*Collected data entries*:
────────────────────
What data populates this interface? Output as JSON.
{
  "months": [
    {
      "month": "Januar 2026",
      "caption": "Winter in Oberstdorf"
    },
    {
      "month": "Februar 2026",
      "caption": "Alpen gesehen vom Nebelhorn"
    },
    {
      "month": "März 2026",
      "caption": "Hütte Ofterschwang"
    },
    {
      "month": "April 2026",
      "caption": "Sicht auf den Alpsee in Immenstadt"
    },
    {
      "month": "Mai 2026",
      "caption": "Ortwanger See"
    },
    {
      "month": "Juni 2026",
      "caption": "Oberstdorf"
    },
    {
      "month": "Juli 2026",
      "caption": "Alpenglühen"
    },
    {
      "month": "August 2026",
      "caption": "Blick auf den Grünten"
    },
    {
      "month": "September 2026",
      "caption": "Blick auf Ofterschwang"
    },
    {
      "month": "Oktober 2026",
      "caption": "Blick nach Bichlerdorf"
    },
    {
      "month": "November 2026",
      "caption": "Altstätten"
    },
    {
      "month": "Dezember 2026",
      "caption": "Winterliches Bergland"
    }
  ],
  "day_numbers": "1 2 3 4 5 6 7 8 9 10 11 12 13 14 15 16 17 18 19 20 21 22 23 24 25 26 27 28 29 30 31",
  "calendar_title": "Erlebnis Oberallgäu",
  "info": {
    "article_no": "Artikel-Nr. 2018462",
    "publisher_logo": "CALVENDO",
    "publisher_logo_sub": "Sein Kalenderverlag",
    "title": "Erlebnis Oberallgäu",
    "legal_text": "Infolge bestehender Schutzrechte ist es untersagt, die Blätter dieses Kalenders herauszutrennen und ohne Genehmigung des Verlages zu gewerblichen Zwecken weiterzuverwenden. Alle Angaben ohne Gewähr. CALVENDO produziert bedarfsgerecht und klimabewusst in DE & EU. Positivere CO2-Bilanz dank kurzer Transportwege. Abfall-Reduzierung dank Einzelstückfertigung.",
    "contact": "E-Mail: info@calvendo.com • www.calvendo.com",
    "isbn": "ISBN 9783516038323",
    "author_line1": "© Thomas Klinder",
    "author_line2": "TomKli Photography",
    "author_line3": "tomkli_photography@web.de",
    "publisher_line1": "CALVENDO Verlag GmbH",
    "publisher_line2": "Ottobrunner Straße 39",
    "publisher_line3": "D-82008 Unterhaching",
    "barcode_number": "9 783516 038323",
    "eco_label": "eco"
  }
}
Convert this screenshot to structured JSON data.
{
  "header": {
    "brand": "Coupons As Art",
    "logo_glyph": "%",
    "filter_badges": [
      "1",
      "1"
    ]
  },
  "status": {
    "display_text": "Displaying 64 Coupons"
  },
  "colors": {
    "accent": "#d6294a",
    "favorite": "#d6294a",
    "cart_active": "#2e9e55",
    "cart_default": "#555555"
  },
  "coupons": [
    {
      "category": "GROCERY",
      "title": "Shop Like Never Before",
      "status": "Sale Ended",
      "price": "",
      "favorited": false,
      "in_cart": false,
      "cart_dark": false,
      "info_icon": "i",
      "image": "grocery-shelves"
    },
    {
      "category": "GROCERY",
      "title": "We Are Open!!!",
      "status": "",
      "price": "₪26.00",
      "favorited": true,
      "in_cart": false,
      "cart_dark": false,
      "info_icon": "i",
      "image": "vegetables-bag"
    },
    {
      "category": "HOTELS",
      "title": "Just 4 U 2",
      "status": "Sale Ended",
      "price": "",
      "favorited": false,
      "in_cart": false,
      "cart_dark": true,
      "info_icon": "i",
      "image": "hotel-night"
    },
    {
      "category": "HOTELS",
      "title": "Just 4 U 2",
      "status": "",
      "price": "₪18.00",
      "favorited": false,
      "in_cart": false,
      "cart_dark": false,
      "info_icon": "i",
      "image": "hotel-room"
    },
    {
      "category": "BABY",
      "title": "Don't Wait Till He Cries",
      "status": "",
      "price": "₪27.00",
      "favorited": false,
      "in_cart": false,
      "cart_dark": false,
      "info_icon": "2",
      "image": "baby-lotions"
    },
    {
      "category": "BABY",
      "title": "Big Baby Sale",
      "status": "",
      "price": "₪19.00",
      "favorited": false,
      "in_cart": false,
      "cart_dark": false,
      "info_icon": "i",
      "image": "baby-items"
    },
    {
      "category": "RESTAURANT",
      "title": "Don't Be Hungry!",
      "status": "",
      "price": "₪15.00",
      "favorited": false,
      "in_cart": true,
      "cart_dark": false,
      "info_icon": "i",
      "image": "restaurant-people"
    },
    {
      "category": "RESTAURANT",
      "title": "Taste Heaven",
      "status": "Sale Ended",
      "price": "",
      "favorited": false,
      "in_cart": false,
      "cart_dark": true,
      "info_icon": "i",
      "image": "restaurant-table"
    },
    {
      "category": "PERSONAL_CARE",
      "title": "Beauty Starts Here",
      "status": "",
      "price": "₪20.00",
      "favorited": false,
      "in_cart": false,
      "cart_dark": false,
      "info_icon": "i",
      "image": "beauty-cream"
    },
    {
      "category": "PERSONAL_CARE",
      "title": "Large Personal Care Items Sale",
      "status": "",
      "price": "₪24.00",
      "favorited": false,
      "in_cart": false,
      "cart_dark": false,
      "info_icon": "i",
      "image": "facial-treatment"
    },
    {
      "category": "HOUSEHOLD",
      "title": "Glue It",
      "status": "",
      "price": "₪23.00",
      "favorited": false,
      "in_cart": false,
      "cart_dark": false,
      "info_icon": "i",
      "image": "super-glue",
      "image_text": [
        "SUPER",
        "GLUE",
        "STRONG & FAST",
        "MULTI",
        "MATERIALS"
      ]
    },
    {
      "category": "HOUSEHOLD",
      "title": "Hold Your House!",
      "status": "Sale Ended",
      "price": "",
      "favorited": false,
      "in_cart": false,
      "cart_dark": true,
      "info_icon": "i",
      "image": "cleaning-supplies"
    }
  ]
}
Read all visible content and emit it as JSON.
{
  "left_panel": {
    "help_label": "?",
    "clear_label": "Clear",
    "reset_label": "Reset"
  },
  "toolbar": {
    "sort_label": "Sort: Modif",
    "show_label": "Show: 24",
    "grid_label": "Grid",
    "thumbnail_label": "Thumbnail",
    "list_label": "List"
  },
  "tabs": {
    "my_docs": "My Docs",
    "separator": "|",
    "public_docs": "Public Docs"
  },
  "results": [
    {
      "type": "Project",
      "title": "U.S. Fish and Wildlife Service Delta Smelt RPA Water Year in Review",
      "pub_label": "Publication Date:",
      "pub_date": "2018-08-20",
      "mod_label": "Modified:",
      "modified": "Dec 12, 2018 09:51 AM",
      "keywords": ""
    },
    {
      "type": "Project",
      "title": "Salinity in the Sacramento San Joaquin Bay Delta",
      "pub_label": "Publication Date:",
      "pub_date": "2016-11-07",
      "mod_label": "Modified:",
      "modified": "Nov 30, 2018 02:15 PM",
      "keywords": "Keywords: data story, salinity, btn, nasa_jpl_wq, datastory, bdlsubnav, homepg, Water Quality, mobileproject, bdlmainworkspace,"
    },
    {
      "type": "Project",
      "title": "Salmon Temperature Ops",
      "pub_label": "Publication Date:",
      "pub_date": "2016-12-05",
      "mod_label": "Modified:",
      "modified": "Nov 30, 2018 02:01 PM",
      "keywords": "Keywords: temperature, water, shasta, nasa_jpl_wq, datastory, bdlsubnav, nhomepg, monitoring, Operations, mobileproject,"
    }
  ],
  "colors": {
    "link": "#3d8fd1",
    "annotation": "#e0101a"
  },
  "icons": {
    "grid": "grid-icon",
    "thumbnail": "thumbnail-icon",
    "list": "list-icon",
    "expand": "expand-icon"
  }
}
────────────────────
*What is required*: Pull every line containing "Oberallgäu" from the data.

*Answer below*:
  "calendar_title": "Erlebnis Oberallgäu",
    "title": "Erlebnis Oberallgäu",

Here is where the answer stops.